- What to do
Check each line of the listing below for the string "voidaan", and copy the ones that have it.

******

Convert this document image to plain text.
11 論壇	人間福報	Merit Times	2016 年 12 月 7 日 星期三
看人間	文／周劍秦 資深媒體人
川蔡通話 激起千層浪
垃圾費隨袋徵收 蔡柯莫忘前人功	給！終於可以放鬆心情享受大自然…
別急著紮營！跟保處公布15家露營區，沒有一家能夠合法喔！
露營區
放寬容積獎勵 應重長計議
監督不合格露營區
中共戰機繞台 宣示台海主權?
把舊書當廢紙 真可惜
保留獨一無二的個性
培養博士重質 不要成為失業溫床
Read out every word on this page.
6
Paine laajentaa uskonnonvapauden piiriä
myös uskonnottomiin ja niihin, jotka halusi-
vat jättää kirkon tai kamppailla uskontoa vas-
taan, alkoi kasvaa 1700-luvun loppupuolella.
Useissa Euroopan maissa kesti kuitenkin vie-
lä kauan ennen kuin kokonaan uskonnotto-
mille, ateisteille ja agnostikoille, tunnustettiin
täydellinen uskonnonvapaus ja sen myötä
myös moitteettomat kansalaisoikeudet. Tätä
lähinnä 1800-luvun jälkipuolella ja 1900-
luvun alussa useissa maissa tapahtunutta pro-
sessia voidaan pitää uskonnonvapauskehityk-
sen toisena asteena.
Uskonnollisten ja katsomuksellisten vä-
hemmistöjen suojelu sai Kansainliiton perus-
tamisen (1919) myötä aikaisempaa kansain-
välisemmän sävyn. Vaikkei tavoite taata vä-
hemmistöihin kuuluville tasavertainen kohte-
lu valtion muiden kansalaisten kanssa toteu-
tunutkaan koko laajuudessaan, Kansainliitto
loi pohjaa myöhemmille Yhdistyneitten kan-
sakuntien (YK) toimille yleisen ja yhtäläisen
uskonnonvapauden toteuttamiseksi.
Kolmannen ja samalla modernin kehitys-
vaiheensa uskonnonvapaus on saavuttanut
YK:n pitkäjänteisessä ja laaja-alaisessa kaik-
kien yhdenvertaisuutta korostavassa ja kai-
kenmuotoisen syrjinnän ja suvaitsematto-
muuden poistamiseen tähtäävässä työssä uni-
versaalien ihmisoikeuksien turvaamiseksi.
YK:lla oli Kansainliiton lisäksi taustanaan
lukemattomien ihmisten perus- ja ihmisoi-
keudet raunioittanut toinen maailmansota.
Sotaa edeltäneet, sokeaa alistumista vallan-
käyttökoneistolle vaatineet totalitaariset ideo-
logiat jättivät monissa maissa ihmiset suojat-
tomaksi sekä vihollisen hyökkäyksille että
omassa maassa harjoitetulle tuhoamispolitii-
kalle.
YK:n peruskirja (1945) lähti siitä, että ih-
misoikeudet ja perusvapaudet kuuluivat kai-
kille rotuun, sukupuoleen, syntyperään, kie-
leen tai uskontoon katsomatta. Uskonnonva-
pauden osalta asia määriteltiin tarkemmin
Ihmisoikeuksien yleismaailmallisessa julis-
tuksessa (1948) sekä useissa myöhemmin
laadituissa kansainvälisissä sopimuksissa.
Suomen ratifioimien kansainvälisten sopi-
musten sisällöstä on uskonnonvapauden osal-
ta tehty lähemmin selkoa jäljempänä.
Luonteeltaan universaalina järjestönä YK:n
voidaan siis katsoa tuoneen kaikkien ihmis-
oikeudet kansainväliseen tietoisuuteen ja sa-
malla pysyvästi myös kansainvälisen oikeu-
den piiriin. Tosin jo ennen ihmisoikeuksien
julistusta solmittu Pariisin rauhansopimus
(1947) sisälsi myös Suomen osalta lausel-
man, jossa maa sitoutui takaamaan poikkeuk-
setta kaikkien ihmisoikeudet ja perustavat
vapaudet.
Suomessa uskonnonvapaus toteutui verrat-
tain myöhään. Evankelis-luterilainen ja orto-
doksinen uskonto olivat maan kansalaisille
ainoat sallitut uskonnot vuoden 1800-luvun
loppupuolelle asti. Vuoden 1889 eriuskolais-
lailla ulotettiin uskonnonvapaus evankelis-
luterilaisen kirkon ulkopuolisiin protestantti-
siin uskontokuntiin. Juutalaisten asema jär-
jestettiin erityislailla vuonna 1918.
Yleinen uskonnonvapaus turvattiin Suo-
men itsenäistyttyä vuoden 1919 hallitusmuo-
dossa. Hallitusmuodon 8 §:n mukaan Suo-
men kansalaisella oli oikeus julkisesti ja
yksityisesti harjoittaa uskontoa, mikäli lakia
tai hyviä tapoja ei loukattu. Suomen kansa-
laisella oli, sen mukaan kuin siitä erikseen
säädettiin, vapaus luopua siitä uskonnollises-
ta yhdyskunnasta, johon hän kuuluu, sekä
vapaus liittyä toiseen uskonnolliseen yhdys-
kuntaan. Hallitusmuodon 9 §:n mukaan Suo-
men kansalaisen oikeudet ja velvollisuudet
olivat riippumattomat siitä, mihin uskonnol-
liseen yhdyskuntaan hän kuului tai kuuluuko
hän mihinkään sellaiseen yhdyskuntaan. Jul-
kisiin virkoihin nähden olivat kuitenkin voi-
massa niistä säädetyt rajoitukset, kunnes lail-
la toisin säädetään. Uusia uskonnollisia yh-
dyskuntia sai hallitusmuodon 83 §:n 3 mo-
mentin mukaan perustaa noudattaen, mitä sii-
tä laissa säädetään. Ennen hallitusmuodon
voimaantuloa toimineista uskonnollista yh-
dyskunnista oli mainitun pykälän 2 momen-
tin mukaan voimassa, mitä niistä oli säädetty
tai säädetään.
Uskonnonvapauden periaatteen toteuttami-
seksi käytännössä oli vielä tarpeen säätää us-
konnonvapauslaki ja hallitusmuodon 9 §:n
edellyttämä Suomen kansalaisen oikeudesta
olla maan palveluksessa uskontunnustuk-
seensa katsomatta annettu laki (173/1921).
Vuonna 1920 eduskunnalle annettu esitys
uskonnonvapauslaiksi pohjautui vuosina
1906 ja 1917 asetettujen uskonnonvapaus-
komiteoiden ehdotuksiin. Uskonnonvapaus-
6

******

- Solution
sessia voidaan pitää uskonnonvapauskehityk-
voidaan siis katsoa tuoneen kaikkien ihmis-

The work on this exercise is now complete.